Start of Dataset excerpts

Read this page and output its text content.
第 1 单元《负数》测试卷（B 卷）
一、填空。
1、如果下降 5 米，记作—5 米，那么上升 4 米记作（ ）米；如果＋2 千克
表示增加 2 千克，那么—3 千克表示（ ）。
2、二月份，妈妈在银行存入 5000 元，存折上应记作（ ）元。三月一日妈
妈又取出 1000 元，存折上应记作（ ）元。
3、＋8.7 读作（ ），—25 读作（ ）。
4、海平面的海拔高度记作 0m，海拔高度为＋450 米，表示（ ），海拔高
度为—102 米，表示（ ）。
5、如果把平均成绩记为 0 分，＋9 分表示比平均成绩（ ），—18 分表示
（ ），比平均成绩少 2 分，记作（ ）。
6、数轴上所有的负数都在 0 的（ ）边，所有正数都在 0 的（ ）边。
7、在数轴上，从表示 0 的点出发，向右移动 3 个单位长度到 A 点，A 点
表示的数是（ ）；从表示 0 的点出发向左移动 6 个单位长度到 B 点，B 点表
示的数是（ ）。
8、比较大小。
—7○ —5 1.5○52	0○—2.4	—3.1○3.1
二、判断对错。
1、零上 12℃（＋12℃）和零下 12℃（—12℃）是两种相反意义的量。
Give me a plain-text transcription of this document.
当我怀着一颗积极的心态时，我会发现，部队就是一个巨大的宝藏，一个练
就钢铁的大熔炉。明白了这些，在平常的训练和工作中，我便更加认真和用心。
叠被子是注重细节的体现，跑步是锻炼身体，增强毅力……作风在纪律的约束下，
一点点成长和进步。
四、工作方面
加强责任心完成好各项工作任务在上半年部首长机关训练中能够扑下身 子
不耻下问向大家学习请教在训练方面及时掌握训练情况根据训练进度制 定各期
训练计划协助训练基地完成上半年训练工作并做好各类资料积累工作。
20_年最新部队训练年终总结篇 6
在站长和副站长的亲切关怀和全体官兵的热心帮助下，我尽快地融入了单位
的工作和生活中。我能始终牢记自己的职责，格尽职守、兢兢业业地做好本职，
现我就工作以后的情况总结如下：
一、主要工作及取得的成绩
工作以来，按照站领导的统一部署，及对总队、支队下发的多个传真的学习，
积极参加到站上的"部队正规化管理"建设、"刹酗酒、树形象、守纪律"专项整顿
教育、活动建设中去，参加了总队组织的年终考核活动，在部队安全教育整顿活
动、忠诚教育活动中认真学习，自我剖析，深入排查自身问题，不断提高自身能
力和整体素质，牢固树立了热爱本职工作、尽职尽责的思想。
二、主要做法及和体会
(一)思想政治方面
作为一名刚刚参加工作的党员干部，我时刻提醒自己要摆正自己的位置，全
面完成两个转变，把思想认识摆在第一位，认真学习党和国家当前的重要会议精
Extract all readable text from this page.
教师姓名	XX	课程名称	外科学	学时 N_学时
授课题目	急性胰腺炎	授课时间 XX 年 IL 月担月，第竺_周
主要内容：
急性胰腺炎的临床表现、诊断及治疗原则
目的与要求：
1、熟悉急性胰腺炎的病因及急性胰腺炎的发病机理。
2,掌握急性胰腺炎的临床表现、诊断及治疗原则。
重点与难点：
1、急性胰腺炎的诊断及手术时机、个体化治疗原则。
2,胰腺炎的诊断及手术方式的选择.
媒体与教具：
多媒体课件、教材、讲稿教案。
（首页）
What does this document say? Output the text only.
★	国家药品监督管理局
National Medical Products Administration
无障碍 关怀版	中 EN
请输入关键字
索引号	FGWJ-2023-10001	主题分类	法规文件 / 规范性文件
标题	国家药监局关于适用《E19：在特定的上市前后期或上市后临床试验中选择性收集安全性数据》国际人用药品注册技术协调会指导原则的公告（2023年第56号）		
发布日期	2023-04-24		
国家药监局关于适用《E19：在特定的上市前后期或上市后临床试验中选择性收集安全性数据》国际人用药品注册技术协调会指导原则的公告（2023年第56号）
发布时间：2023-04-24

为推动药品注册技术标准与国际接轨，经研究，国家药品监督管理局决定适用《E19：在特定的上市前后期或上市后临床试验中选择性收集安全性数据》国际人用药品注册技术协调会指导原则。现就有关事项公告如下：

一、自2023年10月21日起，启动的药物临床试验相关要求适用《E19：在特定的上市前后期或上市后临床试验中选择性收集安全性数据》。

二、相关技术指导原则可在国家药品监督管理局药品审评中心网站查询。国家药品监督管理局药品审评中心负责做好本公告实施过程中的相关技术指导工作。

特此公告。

End of Dataset excerpts

Restate every record exactly, leaving nothing out.

Read this page and output its text content.
第 1 单元《负数》测试卷（B 卷）
一、填空。
1、如果下降 5 米，记作—5 米，那么上升 4 米记作（ ）米；如果＋2 千克
表示增加 2 千克，那么—3 千克表示（ ）。
2、二月份，妈妈在银行存入 5000 元，存折上应记作（ ）元。三月一日妈
妈又取出 1000 元，存折上应记作（ ）元。
3、＋8.7 读作（ ），—25 读作（ ）。
4、海平面的海拔高度记作 0m，海拔高度为＋450 米，表示（ ），海拔高
度为—102 米，表示（ ）。
5、如果把平均成绩记为 0 分，＋9 分表示比平均成绩（ ），—18 分表示
（ ），比平均成绩少 2 分，记作（ ）。
6、数轴上所有的负数都在 0 的（ ）边，所有正数都在 0 的（ ）边。
7、在数轴上，从表示 0 的点出发，向右移动 3 个单位长度到 A 点，A 点
表示的数是（ ）；从表示 0 的点出发向左移动 6 个单位长度到 B 点，B 点表
示的数是（ ）。
8、比较大小。
—7○ —5 1.5○52	0○—2.4	—3.1○3.1
二、判断对错。
1、零上 12℃（＋12℃）和零下 12℃（—12℃）是两种相反意义的量。
Give me a plain-text transcription of this document.
当我怀着一颗积极的心态时，我会发现，部队就是一个巨大的宝藏，一个练
就钢铁的大熔炉。明白了这些，在平常的训练和工作中，我便更加认真和用心。
叠被子是注重细节的体现，跑步是锻炼身体，增强毅力……作风在纪律的约束下，
一点点成长和进步。
四、工作方面
加强责任心完成好各项工作任务在上半年部首长机关训练中能够扑下身 子
不耻下问向大家学习请教在训练方面及时掌握训练情况根据训练进度制 定各期
训练计划协助训练基地完成上半年训练工作并做好各类资料积累工作。
20_年最新部队训练年终总结篇 6
在站长和副站长的亲切关怀和全体官兵的热心帮助下，我尽快地融入了单位
的工作和生活中。我能始终牢记自己的职责，格尽职守、兢兢业业地做好本职，
现我就工作以后的情况总结如下：
一、主要工作及取得的成绩
工作以来，按照站领导的统一部署，及对总队、支队下发的多个传真的学习，
积极参加到站上的"部队正规化管理"建设、"刹酗酒、树形象、守纪律"专项整顿
教育、活动建设中去，参加了总队组织的年终考核活动，在部队安全教育整顿活
动、忠诚教育活动中认真学习，自我剖析，深入排查自身问题，不断提高自身能
力和整体素质，牢固树立了热爱本职工作、尽职尽责的思想。
二、主要做法及和体会
(一)思想政治方面
作为一名刚刚参加工作的党员干部，我时刻提醒自己要摆正自己的位置，全
面完成两个转变，把思想认识摆在第一位，认真学习党和国家当前的重要会议精
Extract all readable text from this page.
教师姓名	XX	课程名称	外科学	学时 N_学时
授课题目	急性胰腺炎	授课时间 XX 年 IL 月担月，第竺_周
主要内容：
急性胰腺炎的临床表现、诊断及治疗原则
目的与要求：
1、熟悉急性胰腺炎的病因及急性胰腺炎的发病机理。
2,掌握急性胰腺炎的临床表现、诊断及治疗原则。
重点与难点：
1、急性胰腺炎的诊断及手术时机、个体化治疗原则。
2,胰腺炎的诊断及手术方式的选择.
媒体与教具：
多媒体课件、教材、讲稿教案。
（首页）
What does this document say? Output the text only.
★	国家药品监督管理局
National Medical Products Administration
无障碍 关怀版	中 EN
请输入关键字
索引号	FGWJ-2023-10001	主题分类	法规文件 / 规范性文件
标题	国家药监局关于适用《E19：在特定的上市前后期或上市后临床试验中选择性收集安全性数据》国际人用药品注册技术协调会指导原则的公告（2023年第56号）		
发布日期	2023-04-24		
国家药监局关于适用《E19：在特定的上市前后期或上市后临床试验中选择性收集安全性数据》国际人用药品注册技术协调会指导原则的公告（2023年第56号）
发布时间：2023-04-24

为推动药品注册技术标准与国际接轨，经研究，国家药品监督管理局决定适用《E19：在特定的上市前后期或上市后临床试验中选择性收集安全性数据》国际人用药品注册技术协调会指导原则。现就有关事项公告如下：

一、自2023年10月21日起，启动的药物临床试验相关要求适用《E19：在特定的上市前后期或上市后临床试验中选择性收集安全性数据》。

二、相关技术指导原则可在国家药品监督管理局药品审评中心网站查询。国家药品监督管理局药品审评中心负责做好本公告实施过程中的相关技术指导工作。

特此公告。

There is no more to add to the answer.